>> start PROVIDED DATA

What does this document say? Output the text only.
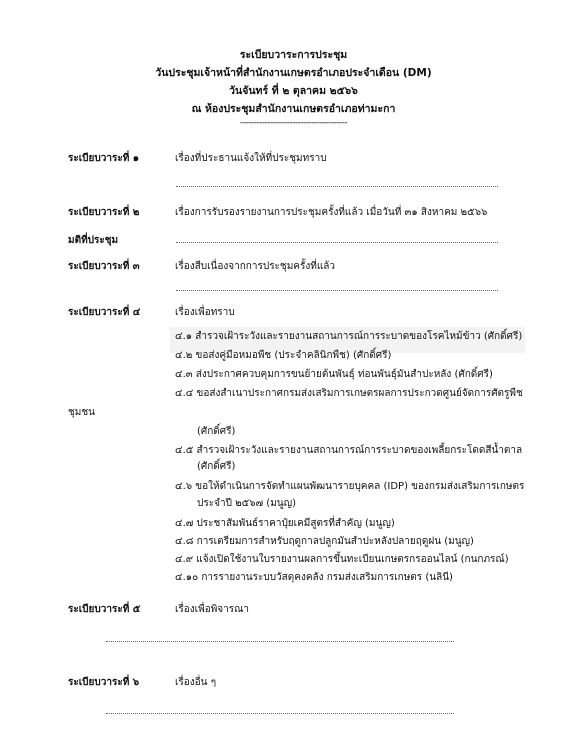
ระเบียบวาระการประชุม
วันประชุมเจ้าหน้าที่สำนักงานเกษตรอำเภอประจำเดือน (DM)
วันจันทร์ ที่ ๒ ตุลาคม ๒๕๖๖
ณ ห้องประชุมสำนักงานเกษตรอำเภอท่ามะกา
---------------------------------------
ระเบียบวาระที่ ๑	เรื่องที่ประธานแจ้งให้ที่ประชุมทราบ
ระเบียบวาระที่ ๒	เรื่องการรับรองรายงานการประชุมครั้งที่แล้ว เมื่อวันที่ ๓๑ สิงหาคม ๒๕๖๖
มติที่ประชุม
ระเบียบวาระที่ ๓	เรื่องสืบเนื่องจากการประชุมครั้งที่แล้ว
ระเบียบวาระที่ ๔	เรื่องเพื่อทราบ
๔.๑ สำรวจเฝ้าระวังและรายงานสถานการณ์การระบาดของโรคไหม้ข้าว (ศักดิ์ศรี)
๔.๒ ขอส่งคู่มือหมอพืช (ประจำคลินิกพืช) (ศักดิ์ศรี)
๔.๓ ส่งประกาศควบคุมการขนย้ายต้นพันธุ์ ท่อนพันธุ์มันสำปะหลัง (ศักดิ์ศรี)
๔.๔ ขอส่งสำเนาประกาศกรมส่งเสริมการเกษตรผลการประกวดศูนย์จัดการศัตรูพืช
ชุมชน
(ศักดิ์ศรี)
๔.๕ สำรวจเฝ้าระวังและรายงานสถานการณ์การระบาดของเพลี้ยกระโดดสีน้ำตาล
(ศักดิ์ศรี)
๔.๖ ขอให้ดำเนินการจัดทำแผนพัฒนารายบุคคล (IDP) ของกรมส่งเสริมการเกษตร
ประจำปี ๒๕๖๗ (มนูญ)
๔.๗ ประชาสัมพันธ์ราคาปุ๋ยเคมีสูตรที่สำคัญ (มนูญ)
๔.๘ การเตรียมการสำหรับฤดูกาลปลูกมันสำปะหลังปลายฤดูฝน (มนูญ)
๔.๙ แจ้งเปิดใช้งานใบรายงานผลการขึ้นทะเบียนเกษตรกรออนไลน์ (กนกภรณ์)
๔.๑๐ การรายงานระบบวัสดุคงคลัง กรมส่งเสริมการเกษตร (นลินี)
ระเบียบวาระที่ ๕	เรื่องเพื่อพิจารณา
ระเบียบวาระที่ ๖	เรื่องอื่น ๆ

>> end PROVIDED DATA

* [BRIEF]:
Copy each line of the records containing the string "งและรายงานสถานการณ".

* [ANSWER TO THIS EXERCISE]:
๔.๑ สำรวจเฝ้าระวังและรายงานสถานการณ์การระบาดของโรคไหม้ข้าว (ศักดิ์ศรี)
๔.๕ สำรวจเฝ้าระวังและรายงานสถานการณ์การระบาดของเพลี้ยกระโดดสีน้ำตาล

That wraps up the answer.